> **TASK TO COMPLETE**: Scan the material for the word "this", and copy each line where it shows up.

> **RECORDS PROVIDED**:

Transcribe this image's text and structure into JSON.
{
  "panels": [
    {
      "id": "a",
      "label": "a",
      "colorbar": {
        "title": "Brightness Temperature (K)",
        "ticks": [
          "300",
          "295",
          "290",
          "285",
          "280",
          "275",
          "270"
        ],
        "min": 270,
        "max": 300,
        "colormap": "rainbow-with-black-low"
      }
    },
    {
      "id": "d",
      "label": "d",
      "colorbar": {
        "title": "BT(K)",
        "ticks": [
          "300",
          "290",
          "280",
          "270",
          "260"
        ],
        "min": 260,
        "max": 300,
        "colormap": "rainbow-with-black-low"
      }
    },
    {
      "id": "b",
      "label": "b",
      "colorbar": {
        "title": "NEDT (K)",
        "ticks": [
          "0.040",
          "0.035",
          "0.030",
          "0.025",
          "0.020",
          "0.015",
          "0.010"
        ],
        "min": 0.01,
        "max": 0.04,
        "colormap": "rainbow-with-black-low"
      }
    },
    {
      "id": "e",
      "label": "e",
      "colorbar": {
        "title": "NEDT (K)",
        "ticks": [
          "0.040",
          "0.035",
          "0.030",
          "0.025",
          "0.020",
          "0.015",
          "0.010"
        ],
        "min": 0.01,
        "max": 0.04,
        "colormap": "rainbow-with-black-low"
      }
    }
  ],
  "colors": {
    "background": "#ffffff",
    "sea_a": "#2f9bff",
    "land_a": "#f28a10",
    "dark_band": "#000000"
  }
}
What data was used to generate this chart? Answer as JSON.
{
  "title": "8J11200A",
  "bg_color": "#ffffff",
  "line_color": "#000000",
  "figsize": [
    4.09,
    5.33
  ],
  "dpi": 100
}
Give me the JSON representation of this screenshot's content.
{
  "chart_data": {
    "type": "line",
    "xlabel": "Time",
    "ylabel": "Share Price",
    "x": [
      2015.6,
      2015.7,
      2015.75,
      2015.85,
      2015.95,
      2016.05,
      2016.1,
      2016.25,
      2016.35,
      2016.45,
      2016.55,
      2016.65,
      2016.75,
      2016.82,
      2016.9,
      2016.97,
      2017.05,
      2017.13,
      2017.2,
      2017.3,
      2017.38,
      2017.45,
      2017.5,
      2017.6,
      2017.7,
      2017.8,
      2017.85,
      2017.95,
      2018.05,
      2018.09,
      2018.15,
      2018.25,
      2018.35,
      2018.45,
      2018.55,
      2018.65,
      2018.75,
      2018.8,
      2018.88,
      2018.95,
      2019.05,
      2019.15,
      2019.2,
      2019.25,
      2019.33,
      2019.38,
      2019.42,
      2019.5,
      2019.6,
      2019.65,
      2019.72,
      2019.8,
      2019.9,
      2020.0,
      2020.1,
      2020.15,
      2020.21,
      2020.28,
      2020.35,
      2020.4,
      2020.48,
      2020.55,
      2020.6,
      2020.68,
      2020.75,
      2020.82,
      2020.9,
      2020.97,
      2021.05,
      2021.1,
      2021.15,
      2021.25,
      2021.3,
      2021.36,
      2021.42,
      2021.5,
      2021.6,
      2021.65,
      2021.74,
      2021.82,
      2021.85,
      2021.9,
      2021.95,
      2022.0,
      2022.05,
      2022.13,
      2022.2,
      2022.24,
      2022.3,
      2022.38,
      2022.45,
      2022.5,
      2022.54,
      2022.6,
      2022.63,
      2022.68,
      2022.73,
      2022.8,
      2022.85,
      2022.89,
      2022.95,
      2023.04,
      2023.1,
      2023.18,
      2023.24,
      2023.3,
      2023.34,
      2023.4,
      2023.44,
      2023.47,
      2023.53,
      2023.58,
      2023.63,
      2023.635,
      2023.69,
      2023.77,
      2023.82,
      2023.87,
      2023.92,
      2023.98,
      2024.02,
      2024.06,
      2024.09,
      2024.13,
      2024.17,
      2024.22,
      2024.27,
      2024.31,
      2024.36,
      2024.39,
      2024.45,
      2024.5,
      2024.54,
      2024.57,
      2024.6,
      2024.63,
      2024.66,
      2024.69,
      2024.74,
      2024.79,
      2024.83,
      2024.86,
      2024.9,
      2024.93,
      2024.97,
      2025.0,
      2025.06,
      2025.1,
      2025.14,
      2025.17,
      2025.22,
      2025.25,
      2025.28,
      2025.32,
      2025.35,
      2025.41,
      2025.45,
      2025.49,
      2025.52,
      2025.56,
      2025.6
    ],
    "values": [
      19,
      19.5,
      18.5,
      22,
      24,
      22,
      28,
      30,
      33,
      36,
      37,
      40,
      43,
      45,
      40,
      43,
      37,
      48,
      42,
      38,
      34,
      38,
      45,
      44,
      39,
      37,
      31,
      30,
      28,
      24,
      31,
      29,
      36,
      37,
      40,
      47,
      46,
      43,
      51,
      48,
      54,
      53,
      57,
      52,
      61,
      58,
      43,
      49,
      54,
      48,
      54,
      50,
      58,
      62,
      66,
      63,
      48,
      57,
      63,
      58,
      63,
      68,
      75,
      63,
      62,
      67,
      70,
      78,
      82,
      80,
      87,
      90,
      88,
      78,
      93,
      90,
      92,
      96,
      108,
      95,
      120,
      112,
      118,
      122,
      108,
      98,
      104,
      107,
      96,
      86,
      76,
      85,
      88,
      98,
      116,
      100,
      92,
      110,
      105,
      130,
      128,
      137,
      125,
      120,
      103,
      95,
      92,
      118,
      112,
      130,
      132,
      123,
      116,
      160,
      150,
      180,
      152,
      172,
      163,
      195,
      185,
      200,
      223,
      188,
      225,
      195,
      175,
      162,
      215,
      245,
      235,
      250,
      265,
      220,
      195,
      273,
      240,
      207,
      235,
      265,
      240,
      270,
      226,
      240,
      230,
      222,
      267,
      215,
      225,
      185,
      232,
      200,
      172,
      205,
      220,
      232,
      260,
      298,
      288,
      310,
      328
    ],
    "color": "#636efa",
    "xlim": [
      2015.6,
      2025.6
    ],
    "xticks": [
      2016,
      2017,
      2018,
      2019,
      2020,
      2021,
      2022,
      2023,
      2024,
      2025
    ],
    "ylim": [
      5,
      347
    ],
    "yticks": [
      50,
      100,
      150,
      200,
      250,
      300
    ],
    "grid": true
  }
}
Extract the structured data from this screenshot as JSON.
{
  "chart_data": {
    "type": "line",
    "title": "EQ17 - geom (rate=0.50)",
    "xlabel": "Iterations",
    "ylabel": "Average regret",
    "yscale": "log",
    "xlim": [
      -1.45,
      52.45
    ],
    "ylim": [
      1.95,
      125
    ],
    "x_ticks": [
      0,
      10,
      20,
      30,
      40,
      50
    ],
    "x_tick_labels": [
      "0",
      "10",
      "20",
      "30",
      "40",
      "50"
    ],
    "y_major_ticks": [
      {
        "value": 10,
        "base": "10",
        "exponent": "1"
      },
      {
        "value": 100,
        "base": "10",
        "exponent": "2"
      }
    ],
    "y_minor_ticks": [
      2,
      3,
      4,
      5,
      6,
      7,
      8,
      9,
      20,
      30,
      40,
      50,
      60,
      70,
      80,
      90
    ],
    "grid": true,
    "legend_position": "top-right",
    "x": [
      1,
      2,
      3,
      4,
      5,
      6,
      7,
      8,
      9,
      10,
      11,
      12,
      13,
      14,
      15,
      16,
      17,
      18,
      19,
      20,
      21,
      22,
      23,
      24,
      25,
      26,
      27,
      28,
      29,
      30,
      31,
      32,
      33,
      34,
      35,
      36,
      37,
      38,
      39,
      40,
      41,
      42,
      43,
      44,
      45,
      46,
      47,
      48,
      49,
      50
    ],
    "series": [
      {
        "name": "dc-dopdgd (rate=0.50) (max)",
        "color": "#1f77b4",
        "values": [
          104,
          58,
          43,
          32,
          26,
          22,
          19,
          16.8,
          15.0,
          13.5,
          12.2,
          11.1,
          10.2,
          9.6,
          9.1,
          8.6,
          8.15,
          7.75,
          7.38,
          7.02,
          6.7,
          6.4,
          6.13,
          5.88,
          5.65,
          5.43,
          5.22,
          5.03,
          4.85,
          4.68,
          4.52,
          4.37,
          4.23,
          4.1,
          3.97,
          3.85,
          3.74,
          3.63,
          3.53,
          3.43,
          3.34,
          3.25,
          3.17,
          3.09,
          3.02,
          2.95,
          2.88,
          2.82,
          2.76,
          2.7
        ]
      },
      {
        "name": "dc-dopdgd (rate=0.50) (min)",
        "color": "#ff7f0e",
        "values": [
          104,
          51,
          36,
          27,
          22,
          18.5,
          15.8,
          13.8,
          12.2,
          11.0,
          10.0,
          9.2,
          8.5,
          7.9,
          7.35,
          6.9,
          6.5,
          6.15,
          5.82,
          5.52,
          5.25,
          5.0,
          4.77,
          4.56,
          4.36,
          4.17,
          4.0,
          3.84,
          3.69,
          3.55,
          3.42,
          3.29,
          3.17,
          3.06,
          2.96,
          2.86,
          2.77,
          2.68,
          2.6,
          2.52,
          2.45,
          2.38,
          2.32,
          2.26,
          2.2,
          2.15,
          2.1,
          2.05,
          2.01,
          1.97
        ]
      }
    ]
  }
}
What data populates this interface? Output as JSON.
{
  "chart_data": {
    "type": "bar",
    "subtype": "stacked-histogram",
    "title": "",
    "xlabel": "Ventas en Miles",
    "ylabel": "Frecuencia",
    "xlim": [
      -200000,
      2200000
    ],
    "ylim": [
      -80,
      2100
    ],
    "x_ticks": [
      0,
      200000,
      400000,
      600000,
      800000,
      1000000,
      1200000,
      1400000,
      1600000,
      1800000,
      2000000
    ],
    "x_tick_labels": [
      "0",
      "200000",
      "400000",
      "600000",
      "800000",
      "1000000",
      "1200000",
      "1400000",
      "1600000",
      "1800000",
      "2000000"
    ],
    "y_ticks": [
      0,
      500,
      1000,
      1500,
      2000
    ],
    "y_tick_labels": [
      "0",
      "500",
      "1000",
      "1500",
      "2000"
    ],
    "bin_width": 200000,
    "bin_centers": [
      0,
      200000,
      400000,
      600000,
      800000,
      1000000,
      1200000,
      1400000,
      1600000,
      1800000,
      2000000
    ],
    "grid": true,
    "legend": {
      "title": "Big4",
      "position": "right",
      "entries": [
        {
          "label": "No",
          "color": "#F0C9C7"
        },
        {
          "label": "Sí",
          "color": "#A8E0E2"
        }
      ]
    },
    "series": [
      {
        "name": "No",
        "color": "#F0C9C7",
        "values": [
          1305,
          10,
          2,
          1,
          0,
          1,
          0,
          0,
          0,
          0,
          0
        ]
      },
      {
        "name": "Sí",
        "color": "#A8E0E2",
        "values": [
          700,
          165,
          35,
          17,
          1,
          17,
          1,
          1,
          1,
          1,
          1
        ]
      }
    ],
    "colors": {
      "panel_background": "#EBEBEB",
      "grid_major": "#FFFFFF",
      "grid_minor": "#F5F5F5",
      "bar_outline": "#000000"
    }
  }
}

> **WORKED ANSWER**:
Transcribe this image's text and structure into JSON.
What data was used to generate this chart? Answer as JSON.
Give me the JSON representation of this screenshot's content.
Extract the structured data from this screenshot as JSON.
What data populates this interface? Output as JSON.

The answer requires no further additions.